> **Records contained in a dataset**
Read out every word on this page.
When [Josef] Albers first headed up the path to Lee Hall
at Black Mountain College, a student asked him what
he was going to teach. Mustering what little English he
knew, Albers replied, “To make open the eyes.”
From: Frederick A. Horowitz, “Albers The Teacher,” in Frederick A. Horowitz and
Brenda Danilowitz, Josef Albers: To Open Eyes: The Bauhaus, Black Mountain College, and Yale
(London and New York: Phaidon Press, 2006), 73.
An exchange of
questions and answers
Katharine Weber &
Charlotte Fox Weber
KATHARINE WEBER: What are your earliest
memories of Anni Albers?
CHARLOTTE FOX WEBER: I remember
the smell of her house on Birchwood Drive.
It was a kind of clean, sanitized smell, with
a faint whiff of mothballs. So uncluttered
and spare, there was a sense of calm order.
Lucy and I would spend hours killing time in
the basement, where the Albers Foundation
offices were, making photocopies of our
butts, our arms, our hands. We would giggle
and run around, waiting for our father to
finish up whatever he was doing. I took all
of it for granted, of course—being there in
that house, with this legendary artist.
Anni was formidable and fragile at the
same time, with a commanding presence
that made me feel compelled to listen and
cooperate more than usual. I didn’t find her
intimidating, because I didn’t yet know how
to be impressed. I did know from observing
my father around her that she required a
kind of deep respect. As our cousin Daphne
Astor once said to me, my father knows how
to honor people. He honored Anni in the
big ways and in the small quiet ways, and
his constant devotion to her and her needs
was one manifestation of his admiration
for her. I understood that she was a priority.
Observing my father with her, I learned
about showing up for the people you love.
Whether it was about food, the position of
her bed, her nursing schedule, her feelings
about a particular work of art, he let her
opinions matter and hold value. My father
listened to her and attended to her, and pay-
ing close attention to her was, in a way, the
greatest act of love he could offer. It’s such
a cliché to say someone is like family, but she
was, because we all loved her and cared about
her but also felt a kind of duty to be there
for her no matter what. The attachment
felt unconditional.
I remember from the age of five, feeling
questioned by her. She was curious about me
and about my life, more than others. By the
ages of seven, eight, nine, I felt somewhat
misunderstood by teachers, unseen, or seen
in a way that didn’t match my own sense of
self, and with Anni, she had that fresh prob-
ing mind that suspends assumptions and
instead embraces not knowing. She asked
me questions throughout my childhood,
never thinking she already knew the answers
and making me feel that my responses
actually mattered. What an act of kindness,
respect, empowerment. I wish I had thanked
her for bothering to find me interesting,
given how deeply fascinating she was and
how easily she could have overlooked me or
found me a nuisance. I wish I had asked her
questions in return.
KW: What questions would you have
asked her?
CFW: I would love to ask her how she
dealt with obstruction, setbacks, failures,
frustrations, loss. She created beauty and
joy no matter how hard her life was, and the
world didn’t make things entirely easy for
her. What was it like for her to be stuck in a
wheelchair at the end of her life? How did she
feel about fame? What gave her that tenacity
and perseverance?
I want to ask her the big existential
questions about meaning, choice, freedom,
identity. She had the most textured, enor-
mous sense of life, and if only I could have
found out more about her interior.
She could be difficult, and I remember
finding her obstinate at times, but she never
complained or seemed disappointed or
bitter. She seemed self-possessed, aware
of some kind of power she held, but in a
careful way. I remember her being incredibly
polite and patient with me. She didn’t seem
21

> **The task**
Find the number of lines in which the word "answers" occurs, and write nothing but that number.

> **Response to this exercise**
2